Urine For a Tale- Or Pissed Off About Peeing

Blogging is a wonderful thing. You get involved with all sorts of interesting people and all kinds of interesting stories. It is an ever changing adventure because you truly never know what is just around the bend. There is always a new story to tell and new blogs to read.

One of the aspects that truly drives me is the interaction with the readers and other bloggers. Blogging is voyeuristic. There is a certain interest in reading about other people’s lives and in seeing their comments on your own. It is a real learning experience in which you receive an education about how others live their lives.

In March of ’06 I published Teach Your Boy to Pee Like a Man. It was a simple post that featured Peter Potty, the Toddler Urinal. As you can see it is a real product. Sadly, Shack Enterprises is not responsible for this one, but stay tuned because our inventors are always working hard to come up with new and exciting products that improve your lives.

Anyway as it is close to18 months since I wrote this one I had basically forgotten about it. Like a good post it lay there hibernating in cyberspace patiently waiting to be called upon. And sure enough the call came.

This morning I was notified that a reader named Ali had left a very long comment in which he took me to task for my position.

Here is an excerpt: of his lengthy comment:

To my own, peeing while standing is a nasty actions, also it does not feet a man’s character, that’s like you imagine a respectable man standing up still some where, his penis is out and his piss line in front of him! Who made the rule that males MUST stand up while urinating? And don’t relate it to the nature, potentially many things are natural as an ability; one can bring it out (gun), aim and kill, but he has choosing power, although he has the ability, but he may not do it if he is sane; one can just bring it out, aim and piss, but does it mean he can not do it in a way but that?

Why stand to pee? Why aim? Aiming is for the time when you are distant to your target and can’t be close to it, but when you can be close to it, and if you are sane, you prefer being close to your target than aiming to the target. So sit down and be relax, the name of the place you are doing that in, is rest room! And why you waste your time and energy in cleaning bathrooms? You can save it for more useful affairs by reducing the need of bathroom to be cleaned!

Let’s take this slowly.

▶ [Supplied data]

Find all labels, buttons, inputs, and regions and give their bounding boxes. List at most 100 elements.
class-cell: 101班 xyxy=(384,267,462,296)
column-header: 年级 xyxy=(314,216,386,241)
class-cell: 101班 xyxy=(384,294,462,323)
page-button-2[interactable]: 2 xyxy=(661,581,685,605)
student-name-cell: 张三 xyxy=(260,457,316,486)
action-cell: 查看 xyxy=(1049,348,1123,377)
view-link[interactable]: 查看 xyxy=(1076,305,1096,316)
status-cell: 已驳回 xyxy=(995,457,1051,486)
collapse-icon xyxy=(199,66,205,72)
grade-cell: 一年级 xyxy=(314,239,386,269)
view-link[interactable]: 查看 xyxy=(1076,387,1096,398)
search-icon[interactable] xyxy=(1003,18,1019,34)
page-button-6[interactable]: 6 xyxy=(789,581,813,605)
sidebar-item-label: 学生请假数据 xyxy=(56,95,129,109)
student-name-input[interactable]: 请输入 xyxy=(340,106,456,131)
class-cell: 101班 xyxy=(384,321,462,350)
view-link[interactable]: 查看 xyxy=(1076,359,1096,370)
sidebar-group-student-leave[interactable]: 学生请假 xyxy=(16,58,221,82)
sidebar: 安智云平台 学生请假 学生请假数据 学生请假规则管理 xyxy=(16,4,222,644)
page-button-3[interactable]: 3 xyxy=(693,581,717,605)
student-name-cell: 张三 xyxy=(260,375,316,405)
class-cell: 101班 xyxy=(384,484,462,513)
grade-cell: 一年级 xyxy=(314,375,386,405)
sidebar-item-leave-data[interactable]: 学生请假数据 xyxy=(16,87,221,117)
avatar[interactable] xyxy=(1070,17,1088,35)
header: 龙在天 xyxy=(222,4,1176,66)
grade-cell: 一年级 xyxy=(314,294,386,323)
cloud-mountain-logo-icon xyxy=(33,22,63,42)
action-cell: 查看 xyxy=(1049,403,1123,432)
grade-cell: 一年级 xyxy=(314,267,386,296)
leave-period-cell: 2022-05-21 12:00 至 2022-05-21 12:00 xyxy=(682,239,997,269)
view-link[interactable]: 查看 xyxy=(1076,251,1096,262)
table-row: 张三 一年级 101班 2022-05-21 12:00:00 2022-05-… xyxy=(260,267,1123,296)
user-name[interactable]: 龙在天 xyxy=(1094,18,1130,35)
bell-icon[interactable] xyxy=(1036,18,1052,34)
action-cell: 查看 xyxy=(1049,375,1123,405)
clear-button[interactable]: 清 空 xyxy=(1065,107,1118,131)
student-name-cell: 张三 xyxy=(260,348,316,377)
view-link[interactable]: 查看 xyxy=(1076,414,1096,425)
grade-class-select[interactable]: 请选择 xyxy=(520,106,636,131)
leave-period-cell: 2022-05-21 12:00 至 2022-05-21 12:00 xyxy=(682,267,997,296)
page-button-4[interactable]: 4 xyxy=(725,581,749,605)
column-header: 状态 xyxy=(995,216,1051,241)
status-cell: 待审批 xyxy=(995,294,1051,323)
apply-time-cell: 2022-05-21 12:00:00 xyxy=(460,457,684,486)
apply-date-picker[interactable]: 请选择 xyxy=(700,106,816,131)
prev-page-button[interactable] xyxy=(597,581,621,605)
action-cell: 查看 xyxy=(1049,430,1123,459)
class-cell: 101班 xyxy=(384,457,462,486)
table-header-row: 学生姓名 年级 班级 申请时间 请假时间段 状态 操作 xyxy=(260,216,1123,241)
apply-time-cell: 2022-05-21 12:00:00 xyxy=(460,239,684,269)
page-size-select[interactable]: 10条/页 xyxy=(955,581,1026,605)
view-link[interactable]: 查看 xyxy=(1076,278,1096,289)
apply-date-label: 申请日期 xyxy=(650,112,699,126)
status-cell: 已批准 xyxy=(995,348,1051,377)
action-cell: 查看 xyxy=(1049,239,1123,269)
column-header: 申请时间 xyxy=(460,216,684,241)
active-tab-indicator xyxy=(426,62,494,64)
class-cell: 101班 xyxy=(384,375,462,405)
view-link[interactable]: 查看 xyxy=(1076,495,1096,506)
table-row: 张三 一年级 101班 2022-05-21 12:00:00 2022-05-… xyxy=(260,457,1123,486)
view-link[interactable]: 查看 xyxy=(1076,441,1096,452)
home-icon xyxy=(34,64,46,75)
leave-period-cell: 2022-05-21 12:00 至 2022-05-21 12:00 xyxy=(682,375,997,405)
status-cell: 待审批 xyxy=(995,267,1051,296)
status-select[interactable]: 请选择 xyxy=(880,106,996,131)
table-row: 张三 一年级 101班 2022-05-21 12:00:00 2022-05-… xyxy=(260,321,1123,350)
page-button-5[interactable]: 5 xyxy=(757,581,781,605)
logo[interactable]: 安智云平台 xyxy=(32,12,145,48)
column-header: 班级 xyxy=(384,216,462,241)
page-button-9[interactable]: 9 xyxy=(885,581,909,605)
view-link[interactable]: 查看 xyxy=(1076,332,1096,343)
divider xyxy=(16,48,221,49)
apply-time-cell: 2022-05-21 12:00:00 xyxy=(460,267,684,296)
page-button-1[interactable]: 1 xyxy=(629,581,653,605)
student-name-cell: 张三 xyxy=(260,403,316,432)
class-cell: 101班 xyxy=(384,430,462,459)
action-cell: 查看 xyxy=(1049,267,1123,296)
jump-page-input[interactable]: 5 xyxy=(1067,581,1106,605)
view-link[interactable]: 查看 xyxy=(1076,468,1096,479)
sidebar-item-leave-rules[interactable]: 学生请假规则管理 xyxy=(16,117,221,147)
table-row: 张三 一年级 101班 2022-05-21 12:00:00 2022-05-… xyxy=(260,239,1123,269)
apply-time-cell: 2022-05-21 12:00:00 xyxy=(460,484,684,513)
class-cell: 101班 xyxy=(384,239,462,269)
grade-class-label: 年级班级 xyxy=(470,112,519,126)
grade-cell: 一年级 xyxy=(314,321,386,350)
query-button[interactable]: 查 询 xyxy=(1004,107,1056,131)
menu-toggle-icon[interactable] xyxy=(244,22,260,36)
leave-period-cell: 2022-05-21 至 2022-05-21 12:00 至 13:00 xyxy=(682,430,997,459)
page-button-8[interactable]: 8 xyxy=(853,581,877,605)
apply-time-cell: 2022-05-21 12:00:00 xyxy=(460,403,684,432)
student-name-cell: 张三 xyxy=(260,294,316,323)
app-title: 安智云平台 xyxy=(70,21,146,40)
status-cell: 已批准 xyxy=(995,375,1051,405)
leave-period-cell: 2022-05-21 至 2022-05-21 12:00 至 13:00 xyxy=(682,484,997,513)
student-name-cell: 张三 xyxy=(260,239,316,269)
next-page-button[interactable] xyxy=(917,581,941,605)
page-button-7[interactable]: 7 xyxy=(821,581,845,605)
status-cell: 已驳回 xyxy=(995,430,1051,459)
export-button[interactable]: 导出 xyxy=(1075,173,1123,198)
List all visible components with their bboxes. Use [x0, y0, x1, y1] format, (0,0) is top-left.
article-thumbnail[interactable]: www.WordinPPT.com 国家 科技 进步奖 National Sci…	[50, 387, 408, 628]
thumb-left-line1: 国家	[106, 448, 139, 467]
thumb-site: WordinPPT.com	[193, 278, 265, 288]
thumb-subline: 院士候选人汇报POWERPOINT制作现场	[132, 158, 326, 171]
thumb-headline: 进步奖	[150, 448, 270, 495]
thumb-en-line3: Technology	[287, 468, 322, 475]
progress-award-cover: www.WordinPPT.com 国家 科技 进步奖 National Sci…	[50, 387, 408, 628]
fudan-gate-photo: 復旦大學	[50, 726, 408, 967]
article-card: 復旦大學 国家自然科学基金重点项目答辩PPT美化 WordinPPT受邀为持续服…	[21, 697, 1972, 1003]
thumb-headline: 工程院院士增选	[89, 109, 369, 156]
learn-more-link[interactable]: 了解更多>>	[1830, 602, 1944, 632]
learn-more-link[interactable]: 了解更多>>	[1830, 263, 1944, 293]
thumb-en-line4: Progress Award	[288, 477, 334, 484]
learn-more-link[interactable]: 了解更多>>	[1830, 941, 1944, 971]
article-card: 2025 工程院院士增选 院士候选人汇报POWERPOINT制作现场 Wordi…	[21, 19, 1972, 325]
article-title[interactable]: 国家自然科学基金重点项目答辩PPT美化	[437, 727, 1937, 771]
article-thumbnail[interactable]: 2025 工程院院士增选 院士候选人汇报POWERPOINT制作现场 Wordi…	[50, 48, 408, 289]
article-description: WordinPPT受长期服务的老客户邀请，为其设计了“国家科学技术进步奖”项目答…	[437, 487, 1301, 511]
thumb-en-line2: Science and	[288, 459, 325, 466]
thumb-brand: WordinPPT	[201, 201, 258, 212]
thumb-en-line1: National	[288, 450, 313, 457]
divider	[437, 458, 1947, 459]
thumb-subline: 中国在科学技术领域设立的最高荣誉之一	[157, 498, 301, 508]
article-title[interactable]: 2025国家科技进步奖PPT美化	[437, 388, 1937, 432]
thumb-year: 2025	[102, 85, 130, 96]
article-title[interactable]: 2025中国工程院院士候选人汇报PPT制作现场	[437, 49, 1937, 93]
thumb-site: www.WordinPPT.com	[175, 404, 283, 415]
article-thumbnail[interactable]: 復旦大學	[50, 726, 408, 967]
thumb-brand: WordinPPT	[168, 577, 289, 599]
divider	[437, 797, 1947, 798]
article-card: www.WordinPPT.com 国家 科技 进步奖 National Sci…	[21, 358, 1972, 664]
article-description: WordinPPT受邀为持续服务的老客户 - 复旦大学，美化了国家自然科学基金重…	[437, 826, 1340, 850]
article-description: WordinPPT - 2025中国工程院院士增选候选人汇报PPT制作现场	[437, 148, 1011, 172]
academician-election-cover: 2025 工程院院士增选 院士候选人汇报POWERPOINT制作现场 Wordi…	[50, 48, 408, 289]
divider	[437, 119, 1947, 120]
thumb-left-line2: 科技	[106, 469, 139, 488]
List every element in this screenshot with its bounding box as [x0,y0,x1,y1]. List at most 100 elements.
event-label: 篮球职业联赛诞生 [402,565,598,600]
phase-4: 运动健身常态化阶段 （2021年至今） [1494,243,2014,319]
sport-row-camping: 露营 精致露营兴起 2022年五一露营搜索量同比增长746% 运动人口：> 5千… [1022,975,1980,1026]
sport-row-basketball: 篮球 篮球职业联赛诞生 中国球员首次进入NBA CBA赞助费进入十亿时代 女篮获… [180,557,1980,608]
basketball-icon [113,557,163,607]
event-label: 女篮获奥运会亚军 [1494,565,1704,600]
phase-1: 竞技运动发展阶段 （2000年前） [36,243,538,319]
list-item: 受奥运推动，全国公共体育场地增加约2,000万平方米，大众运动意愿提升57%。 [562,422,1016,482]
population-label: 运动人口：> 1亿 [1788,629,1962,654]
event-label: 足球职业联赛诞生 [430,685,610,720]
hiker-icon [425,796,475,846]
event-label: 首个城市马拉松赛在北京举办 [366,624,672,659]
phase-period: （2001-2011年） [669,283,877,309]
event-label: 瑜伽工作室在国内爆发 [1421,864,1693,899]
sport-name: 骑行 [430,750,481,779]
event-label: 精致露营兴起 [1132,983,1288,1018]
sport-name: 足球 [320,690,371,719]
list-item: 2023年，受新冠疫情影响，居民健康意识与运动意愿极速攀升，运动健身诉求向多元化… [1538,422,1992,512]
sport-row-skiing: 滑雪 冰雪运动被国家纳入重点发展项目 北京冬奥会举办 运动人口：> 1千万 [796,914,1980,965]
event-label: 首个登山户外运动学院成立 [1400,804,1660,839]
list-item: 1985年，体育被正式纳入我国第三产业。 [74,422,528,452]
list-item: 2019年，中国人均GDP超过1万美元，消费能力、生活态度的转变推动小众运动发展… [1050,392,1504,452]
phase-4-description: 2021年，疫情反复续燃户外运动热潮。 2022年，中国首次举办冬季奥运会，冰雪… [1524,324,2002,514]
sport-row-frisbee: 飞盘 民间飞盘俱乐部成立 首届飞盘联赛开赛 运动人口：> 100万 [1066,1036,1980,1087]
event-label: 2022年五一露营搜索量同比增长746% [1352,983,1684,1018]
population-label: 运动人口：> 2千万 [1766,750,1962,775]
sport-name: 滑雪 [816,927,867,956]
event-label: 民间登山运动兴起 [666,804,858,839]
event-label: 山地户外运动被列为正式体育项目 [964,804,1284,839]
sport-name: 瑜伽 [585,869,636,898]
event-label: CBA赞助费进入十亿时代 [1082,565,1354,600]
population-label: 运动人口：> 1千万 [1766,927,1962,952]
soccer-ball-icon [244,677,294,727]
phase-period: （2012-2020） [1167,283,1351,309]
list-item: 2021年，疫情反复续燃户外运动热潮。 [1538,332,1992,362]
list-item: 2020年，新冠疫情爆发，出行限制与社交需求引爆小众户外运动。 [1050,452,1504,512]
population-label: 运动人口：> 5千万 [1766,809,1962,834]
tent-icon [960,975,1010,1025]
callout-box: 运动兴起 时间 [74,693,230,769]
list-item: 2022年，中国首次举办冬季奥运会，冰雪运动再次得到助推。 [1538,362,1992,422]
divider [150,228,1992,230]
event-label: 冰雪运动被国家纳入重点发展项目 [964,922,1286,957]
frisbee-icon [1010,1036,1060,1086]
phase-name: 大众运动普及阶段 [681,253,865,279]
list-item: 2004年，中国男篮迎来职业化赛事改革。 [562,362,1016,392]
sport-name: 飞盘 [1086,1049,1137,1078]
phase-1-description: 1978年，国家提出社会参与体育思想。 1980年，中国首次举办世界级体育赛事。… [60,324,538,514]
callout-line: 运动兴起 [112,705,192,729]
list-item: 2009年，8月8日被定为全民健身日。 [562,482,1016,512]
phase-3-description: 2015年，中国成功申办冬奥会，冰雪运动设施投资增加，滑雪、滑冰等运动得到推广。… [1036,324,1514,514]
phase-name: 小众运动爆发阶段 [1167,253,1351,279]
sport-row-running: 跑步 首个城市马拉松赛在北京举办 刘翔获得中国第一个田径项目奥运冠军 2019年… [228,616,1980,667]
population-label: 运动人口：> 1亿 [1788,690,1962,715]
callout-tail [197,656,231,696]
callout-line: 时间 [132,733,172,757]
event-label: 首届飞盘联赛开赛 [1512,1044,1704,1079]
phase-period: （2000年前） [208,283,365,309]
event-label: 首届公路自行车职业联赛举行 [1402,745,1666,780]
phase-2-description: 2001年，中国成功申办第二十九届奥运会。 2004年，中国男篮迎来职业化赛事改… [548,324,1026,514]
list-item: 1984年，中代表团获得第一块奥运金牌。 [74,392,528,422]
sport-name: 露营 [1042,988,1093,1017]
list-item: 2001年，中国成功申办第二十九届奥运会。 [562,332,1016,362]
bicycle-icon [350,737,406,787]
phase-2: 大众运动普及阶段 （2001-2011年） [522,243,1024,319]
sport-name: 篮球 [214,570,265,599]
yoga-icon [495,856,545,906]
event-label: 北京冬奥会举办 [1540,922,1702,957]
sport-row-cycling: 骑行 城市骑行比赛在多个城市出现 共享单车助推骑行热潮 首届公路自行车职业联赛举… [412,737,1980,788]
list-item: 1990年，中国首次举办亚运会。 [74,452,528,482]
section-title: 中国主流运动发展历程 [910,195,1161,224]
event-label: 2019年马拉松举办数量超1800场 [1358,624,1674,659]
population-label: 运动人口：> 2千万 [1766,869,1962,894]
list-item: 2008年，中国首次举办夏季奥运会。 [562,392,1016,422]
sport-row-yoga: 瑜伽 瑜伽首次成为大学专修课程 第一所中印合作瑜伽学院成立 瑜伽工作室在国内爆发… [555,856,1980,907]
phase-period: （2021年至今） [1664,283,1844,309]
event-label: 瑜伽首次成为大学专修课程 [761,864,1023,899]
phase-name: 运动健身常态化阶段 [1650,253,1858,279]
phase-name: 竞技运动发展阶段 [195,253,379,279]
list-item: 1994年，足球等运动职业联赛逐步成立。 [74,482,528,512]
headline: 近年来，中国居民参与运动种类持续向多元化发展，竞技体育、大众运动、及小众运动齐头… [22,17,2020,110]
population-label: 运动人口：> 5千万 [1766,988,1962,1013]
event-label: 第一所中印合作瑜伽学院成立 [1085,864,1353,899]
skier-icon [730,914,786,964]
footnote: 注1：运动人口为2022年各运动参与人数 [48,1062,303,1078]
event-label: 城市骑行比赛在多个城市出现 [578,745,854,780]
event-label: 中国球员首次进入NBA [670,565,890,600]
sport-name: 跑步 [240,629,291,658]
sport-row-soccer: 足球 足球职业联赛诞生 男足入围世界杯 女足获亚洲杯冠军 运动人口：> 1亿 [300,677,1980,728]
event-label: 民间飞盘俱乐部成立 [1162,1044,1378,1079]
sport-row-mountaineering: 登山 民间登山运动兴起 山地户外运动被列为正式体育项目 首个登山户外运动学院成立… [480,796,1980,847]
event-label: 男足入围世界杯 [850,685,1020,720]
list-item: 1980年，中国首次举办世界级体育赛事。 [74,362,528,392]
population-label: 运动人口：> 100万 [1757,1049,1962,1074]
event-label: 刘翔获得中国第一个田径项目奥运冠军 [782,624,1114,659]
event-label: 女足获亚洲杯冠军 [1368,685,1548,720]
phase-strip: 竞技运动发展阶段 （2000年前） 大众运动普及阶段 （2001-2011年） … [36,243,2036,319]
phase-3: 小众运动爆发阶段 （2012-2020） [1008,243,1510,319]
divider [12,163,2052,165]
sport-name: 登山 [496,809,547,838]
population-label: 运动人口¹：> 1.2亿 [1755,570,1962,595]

▶ [Instructions for the task]
Pick up the blog post about peeing after its last line and keep writing it. The records are separate material and have nothing to do with the blog post about peeing.

▶ [Answer to the problem]
You said “that’s like you imagine a respectable man standing up still some where, his penis is out and his piss line in front of him!”

As a father and a son I have had this very important conversation. There are some helpful safety tips to bear in mind.

  • You should always hold your penis when urinating so that it doesn’t flip and hither and thither. It doesn’t matter which hand you use, just whichever one is comfortable. BTW, I still have nightmares about how Captain Hook does this.
  • Stand close to the urinal, but no so close that you suffer from sprayback.
  • When urinating outdoors remember to urinate with the wind and not into it.

There are many other rules that I could list, but that might impede the flow of the post and derail this stream of thought.

You also said “Why aim? Aiming is for the time when you are distant to your target and can’t be close to it,

My friend, any woman can answer why aiming is important. Of course if you have a sense of humor you probably already know how much fun it is to leave the toilet seat up or intentionally dribble some water on the seat. There are few things that are funnier than hearing the middle of the night squeal of pleasure when she discovers the gifts awaiting her in the dark bathroom.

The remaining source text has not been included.